#### [PROBLEM TO WORK ON]
For the entries that follow, tally the lines holding the string "Blue". Give the total and nothing else.

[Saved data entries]
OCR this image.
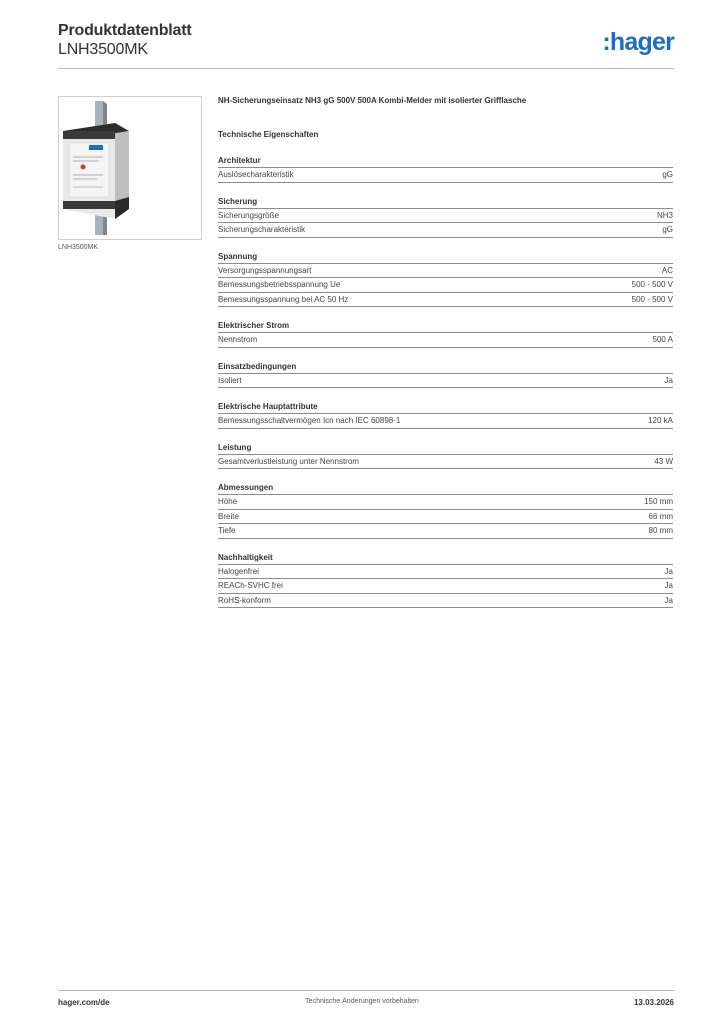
Produktdatenblatt
LNH3500MK	:hager
LNH3500MK
NH-Sicherungseinsatz NH3 gG 500V 500A Kombi-Melder mit isolierter Grifflasche
Technische Eigenschaften
Architektur
Auslösecharakteristik	gG
Sicherung
Sicherungsgröße	NH3
Sicherungscharakteristik	gG
Spannung
Versorgungsspannungsart	AC
Bemessungsbetriebsspannung Ue	500 - 500 V
Bemessungsspannung bei AC 50 Hz	500 - 500 V
Elektrischer Strom
Nennstrom	500 A
Einsatzbedingungen
Isoliert	Ja
Elektrische Hauptattribute
Bemessungsschaltvermögen Icn nach IEC 60898-1	120 kA
Leistung
Gesamtverlustleistung unter Nennstrom	43 W
Abmessungen
Höhe	150 mm
Breite	66 mm
Tiefe	80 mm
Nachhaltigkeit
Halogenfrei	Ja
REACh-SVHC frei	Ja
RoHS-konform	Ja
hager.com/de	Technische Änderungen vorbehalten	13.03.2026
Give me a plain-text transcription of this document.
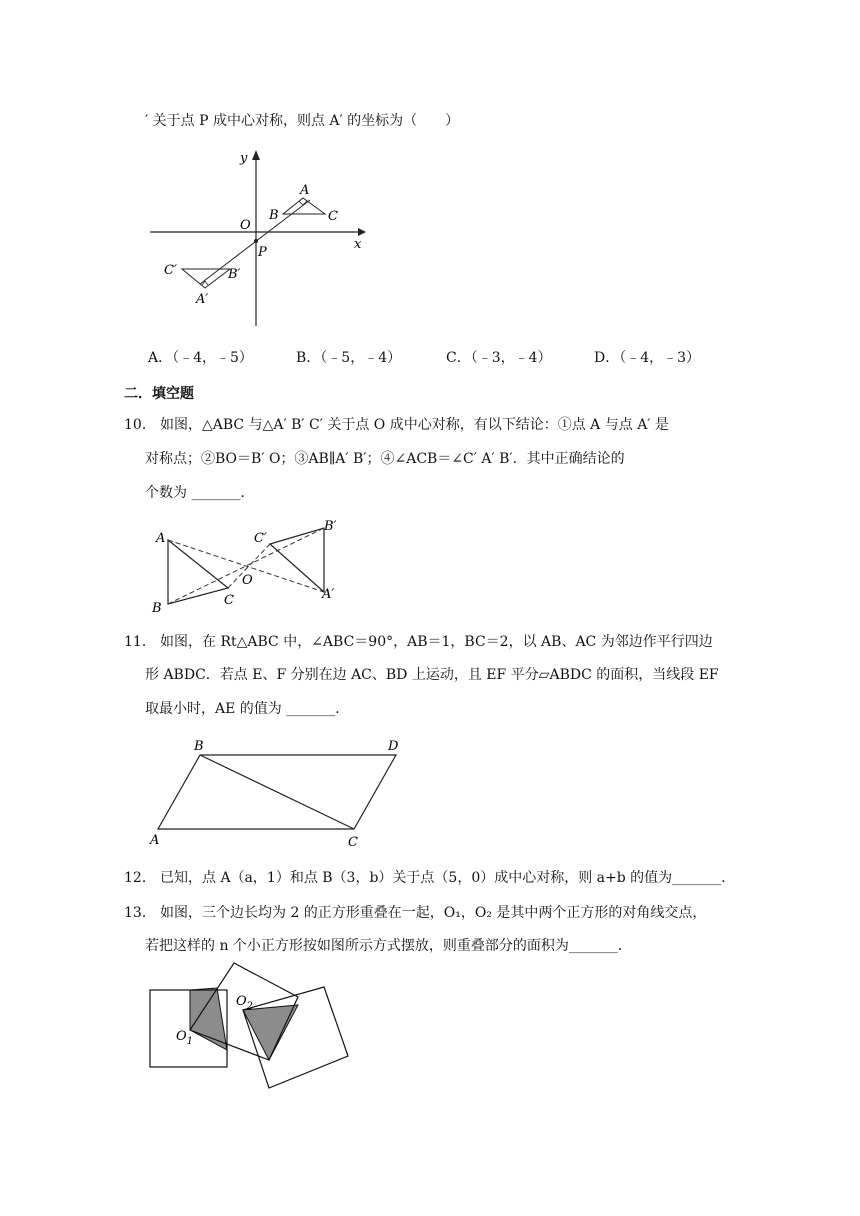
′ 关于点 P 成中心对称，则点 A′ 的坐标为（　　）
y
x
O
P
A
B	C
A′
B′
C′
A．（﹣4，﹣5）	B．（﹣5，﹣4）	C．（﹣3，﹣4）	D．（﹣4，﹣3）
二．填空题
10． 如图，△ABC 与△A′ B′ C′ 关于点 O 成中心对称，有以下结论：①点 A 与点 A′ 是
对称点；②BO＝B′ O；③AB∥A′ B′；④∠ACB＝∠C′ A′ B′．其中正确结论的
个数为 _______．
A
B
C
O
A′
B′
C′
11． 如图，在 Rt△ABC 中，∠ABC＝90°，AB＝1，BC＝2，以 AB、AC 为邻边作平行四边
形 ABDC．若点 E、F 分别在边 AC、BD 上运动，且 EF 平分▱ABDC 的面积，当线段 EF
取最小时，AE 的值为 _______．
A
B
C
D
12． 已知，点 A（a，1）和点 B（3，b）关于点（5，0）成中心对称，则 a+b 的值为_______．
13． 如图，三个边长均为 2 的正方形重叠在一起，O₁，O₂ 是其中两个正方形的对角线交点，
若把这样的 n 个小正方形按如图所示方式摆放，则重叠部分的面积为_______．
$O_1$
$O_2$
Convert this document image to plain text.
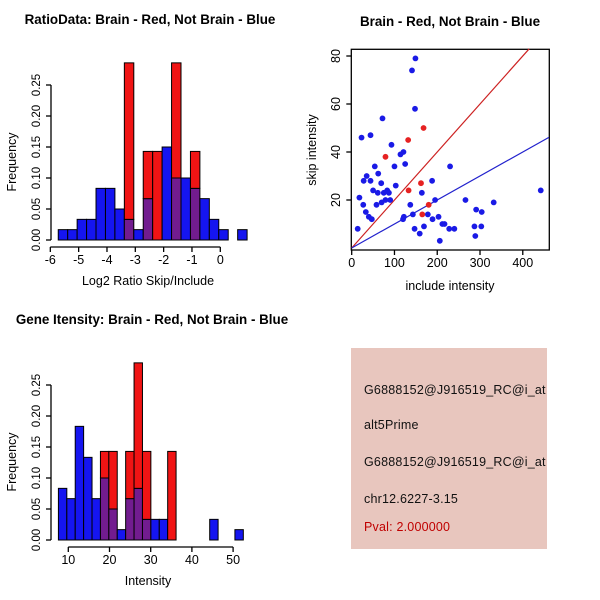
-6 -5 -4 -3 -2 -1 0
0.00
0.05
0.10
0.15
0.20
0.25
RatioData: Brain - Red, Not Brain - Blue
Log2 Ratio Skip/Include
Frequency
0 100 200 300 400
20
40
60
80
Brain - Red, Not Brain - Blue
include intensity
skip intensity
10 20 30 40 50
0.00
0.05
0.10
0.15
0.20
0.25
Gene Itensity: Brain - Red, Not Brain - Blue
Intensity
Frequency
G6888152@J916519_RC@i_at
alt5Prime
G6888152@J916519_RC@i_at
chr12.6227-3.15
Pval: 2.000000
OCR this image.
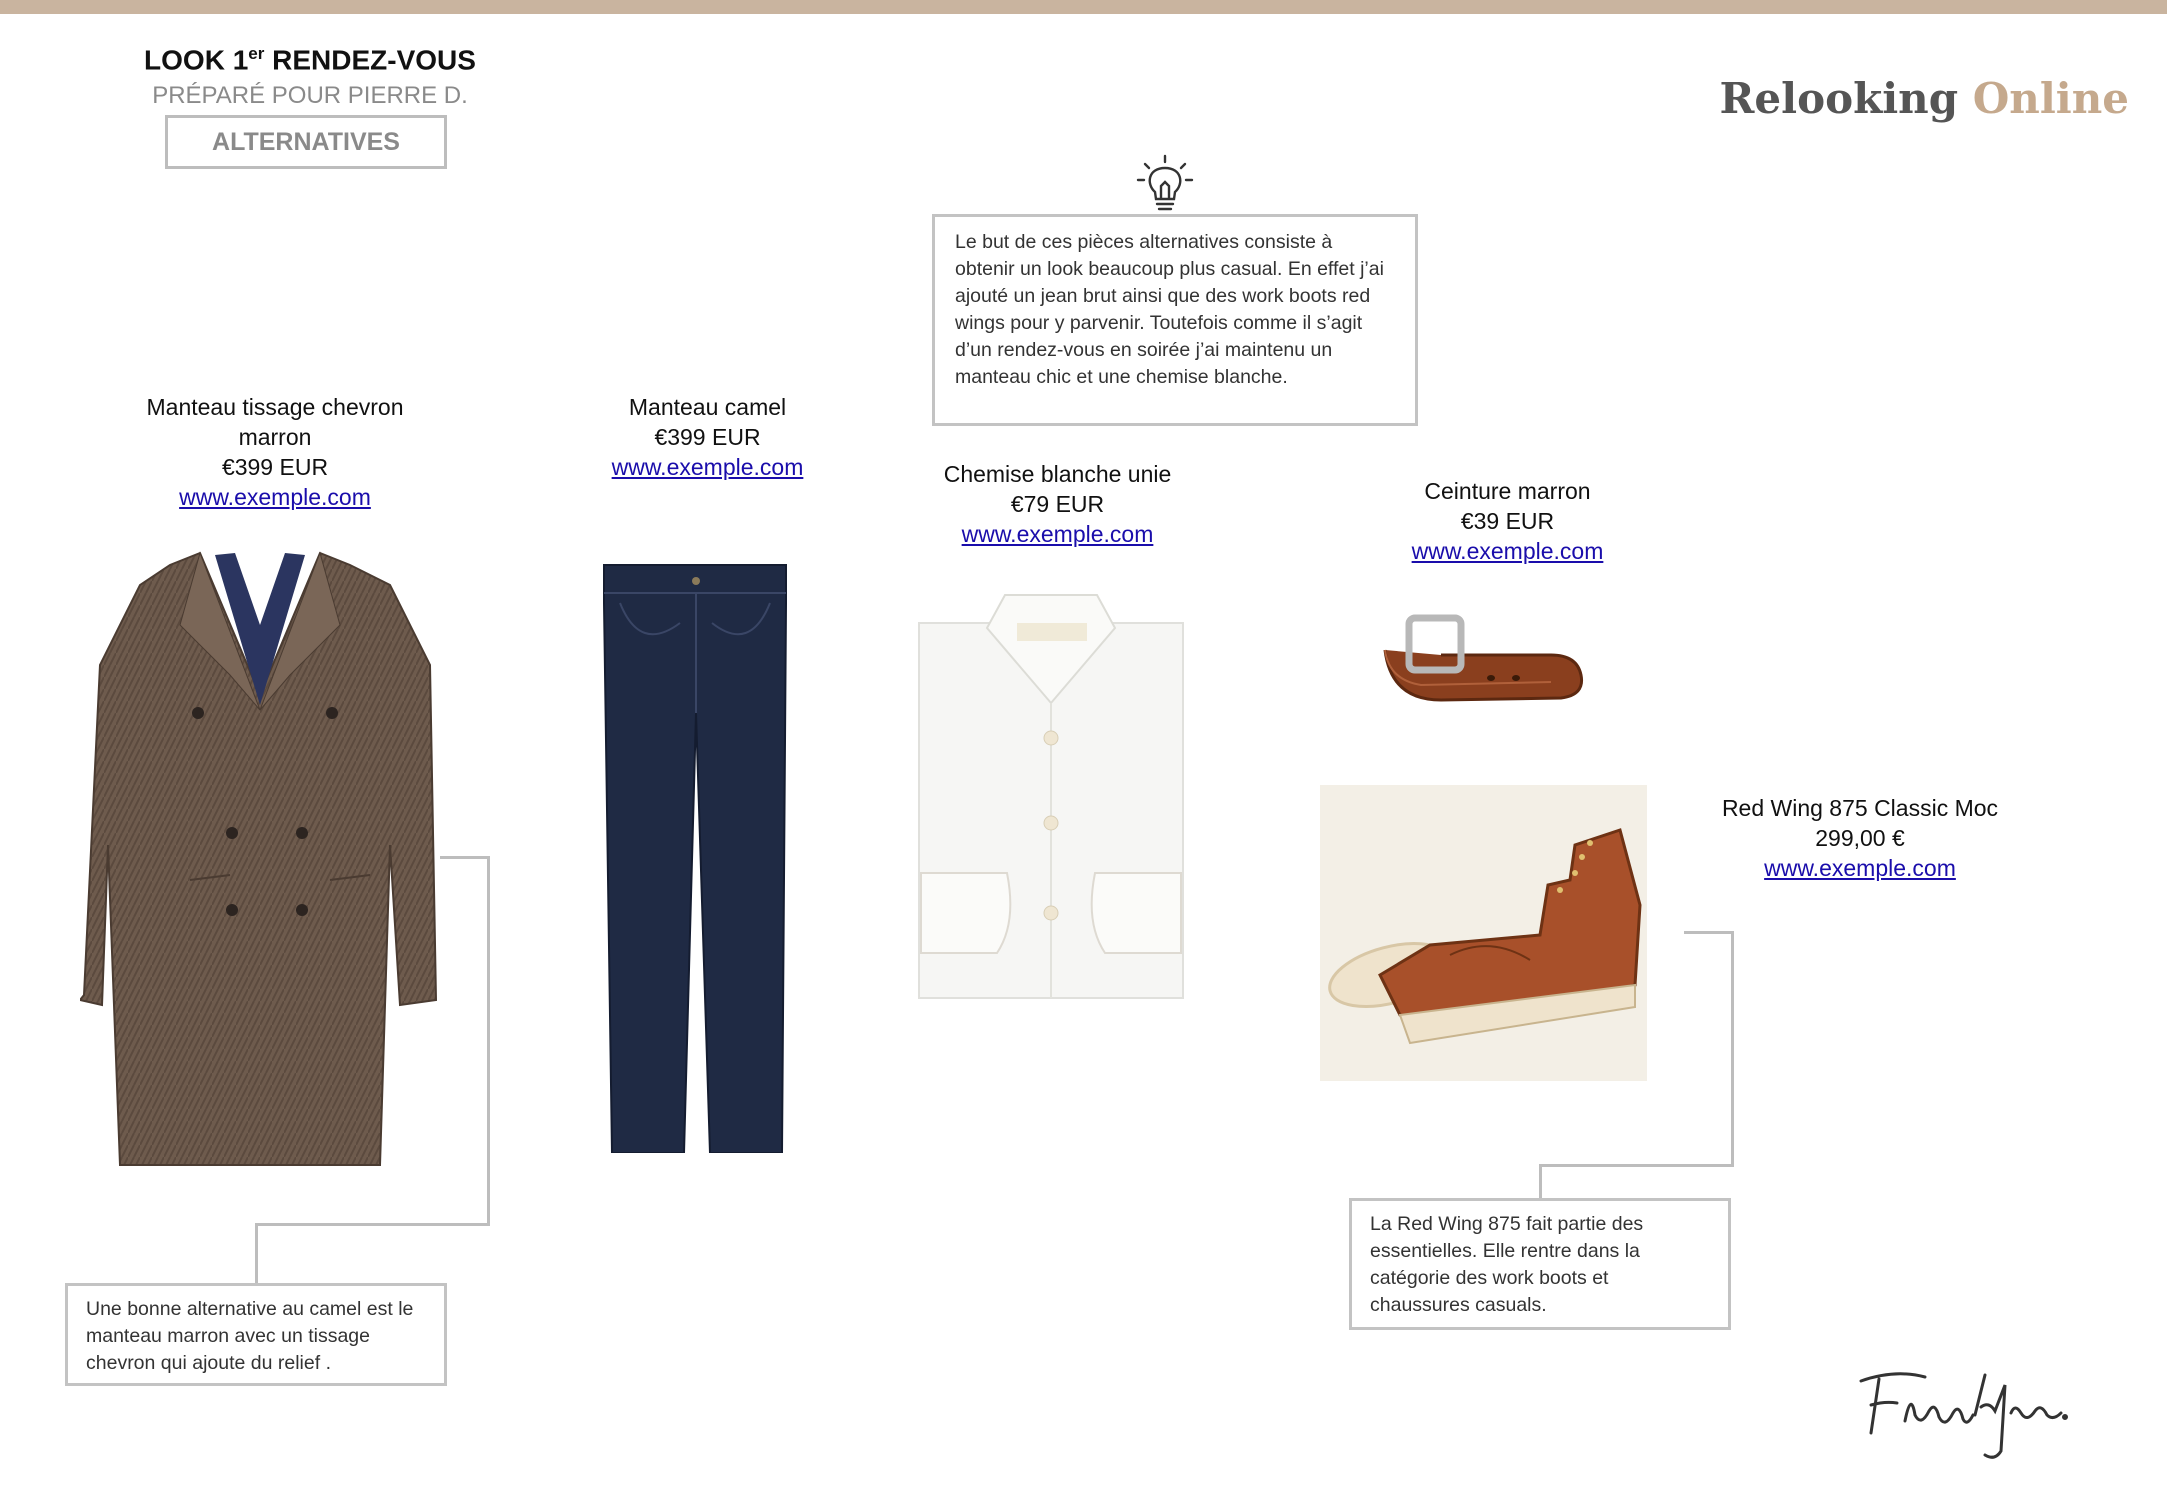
LOOK 1er RENDEZ-VOUS
PRÉPARÉ POUR PIERRE D.
ALTERNATIVES
Relooking Online
Le but de ces pièces alternatives consiste à obtenir un look beaucoup plus casual. En effet j’ai ajouté un jean brut ainsi que des work boots red wings pour y parvenir. Toutefois comme il s’agit d’un rendez-vous en soirée j’ai maintenu un manteau chic et une chemise blanche.
Manteau tissage chevron marron
€399 EUR
www.exemple.com
Une bonne alternative au camel est le manteau marron avec un tissage chevron qui ajoute du relief .
Manteau camel
€399 EUR
www.exemple.com	Chemise blanche unie
€79 EUR
www.exemple.com
Ceinture marron
€39 EUR
www.exemple.com
Red Wing 875 Classic Moc
299,00 €
www.exemple.com
La Red Wing 875 fait partie des essentielles. Elle rentre dans la catégorie des work boots et chaussures casuals.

#### [WRITTEN ANSWER]
3